» **Document passage**:

Re: [patch V2 00/10] timer: Move from a push remote at enqueue to a pull at expiry model

From: Paul E. McKenney
Date: Fri Apr 21 2017 - 15:29:08 EST


On Tue, Apr 18, 2017 at 01:11:02PM +0200, Thomas Gleixner wrote:
> Placing timers at enqueue time on a target CPU based on dubious heuristics
> does not make any sense:
>
> 1) Most timer wheel timers are canceled or rearmed before they expire.
>
> 2) The heuristics to predict which CPU will be busy when the timer expires
> are wrong by definition.
>
> So we waste precious cycles to place timers at enqueue time.
>
> The proper solution to this problem is to always queue the timers on the
> local CPU and allow the non pinned timers to be pulled onto a busy CPU at
> expiry time.
>
> To achieve this the timer storage has been split into local pinned and
> global timers. Local pinned timers are always expired on the CPU on which
> they have been queued. Global timers can be expired on any CPU.
>
> As long as a CPU is busy it expires both local and global timers. When a
> CPU goes idle it arms for the first expiring local timer. If the first
> expiring pinned (local) timer is before the first expiring movable timer,
> then no action is required because the CPU will wake up before the first
> movable timer expires. If the first expiring movable timer is before the
> first expiring pinned (local) timer, then this timer is queued into a idle
> timerqueue and eventually expired by some other active CPU.
>
> To avoid global locking the timerqueues are implemented as a hierarchy. The
> lowest level of the hierarchy holds the CPUs. The CPUs are associated to
> groups of 8, which are seperated per node. If more than one CPU group
> exist, then a second level in the hierarchy collects the groups. Depending
> on the size of the system more than 2 levels are required. Each group has a
> "migrator" which checks the timerqueue during the tick for remote expirable
> timers.

» **Raw data**:
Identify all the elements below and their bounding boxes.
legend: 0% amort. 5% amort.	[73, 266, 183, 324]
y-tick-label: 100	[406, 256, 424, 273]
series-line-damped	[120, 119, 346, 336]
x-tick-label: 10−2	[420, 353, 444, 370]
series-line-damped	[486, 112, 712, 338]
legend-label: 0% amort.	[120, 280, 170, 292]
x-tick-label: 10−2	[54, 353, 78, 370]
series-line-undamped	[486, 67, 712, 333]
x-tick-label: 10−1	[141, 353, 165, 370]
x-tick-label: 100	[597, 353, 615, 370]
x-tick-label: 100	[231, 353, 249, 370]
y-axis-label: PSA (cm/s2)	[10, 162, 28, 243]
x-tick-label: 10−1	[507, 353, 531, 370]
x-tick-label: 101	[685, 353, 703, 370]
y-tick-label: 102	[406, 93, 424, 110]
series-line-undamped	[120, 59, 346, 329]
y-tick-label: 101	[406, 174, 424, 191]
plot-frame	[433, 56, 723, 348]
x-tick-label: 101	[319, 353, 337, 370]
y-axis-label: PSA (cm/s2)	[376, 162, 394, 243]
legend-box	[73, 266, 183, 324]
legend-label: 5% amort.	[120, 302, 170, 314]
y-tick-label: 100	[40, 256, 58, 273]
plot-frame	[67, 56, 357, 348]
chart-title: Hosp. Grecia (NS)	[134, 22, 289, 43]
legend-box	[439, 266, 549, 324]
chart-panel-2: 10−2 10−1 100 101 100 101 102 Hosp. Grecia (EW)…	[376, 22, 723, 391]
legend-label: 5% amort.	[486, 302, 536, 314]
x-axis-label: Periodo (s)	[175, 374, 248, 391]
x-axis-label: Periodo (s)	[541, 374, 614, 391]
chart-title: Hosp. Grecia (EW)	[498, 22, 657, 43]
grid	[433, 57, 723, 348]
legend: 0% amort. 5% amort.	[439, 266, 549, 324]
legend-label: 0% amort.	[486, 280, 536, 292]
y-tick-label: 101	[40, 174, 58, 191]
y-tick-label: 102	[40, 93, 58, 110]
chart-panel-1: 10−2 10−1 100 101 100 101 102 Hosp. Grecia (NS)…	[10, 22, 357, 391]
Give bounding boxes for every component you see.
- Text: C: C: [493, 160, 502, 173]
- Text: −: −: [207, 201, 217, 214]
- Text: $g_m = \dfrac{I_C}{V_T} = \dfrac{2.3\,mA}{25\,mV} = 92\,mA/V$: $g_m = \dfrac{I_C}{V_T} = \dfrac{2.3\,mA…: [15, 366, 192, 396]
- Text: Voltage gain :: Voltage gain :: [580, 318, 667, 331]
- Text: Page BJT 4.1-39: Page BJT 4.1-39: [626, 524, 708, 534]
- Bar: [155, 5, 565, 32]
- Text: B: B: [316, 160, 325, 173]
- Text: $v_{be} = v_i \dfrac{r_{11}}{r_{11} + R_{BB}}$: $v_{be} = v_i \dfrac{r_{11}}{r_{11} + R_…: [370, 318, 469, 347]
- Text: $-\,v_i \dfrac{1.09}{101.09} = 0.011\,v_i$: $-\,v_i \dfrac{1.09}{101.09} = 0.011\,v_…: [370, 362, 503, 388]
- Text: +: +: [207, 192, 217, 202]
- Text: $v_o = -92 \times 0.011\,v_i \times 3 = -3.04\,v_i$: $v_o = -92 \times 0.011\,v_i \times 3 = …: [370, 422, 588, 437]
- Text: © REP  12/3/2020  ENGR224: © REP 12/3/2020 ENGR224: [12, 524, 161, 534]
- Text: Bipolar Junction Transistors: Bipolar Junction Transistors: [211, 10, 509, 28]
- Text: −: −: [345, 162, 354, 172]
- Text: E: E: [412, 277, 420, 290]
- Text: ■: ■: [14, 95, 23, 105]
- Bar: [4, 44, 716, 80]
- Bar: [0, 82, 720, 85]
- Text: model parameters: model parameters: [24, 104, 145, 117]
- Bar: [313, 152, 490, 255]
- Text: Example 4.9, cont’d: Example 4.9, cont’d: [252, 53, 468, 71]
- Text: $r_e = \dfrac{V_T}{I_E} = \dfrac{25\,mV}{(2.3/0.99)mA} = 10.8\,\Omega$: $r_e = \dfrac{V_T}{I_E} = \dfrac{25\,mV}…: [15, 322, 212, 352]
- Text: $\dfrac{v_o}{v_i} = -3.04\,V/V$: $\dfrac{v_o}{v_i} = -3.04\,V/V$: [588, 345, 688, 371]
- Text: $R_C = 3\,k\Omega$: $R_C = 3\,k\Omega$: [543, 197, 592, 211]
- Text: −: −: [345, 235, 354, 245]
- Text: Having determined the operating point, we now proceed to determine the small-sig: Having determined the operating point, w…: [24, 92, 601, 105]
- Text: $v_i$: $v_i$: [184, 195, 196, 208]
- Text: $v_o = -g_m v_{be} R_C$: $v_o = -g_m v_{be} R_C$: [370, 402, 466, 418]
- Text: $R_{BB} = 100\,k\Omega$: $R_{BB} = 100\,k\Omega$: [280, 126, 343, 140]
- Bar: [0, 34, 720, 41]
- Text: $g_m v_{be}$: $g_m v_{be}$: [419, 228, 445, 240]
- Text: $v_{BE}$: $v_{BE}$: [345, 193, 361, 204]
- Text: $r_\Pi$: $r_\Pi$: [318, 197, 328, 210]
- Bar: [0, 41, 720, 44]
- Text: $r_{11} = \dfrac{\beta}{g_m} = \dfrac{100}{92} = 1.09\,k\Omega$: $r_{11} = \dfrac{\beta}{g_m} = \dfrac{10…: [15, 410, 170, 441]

» **Exercise instructions**:
Revise the stretch of the timer patch message from "From: Paul E." through "at enqueue time.", putting "rules of thumb" wherever "heuristics" occurs.

» **Reply**:
From: Paul E. McKenney
Date: Fri Apr 21 2017 - 15:29:08 EST


On Tue, Apr 18, 2017 at 01:11:02PM +0200, Thomas Gleixner wrote:
> Placing timers at enqueue time on a target CPU based on dubious rules of thumb
> does not make any sense:
>
> 1) Most timer wheel timers are canceled or rearmed before they expire.
>
> 2) The rules of thumb to predict which CPU will be busy when the timer expires
> are wrong by definition.
>
> So we waste precious cycles to place timers at enqueue time.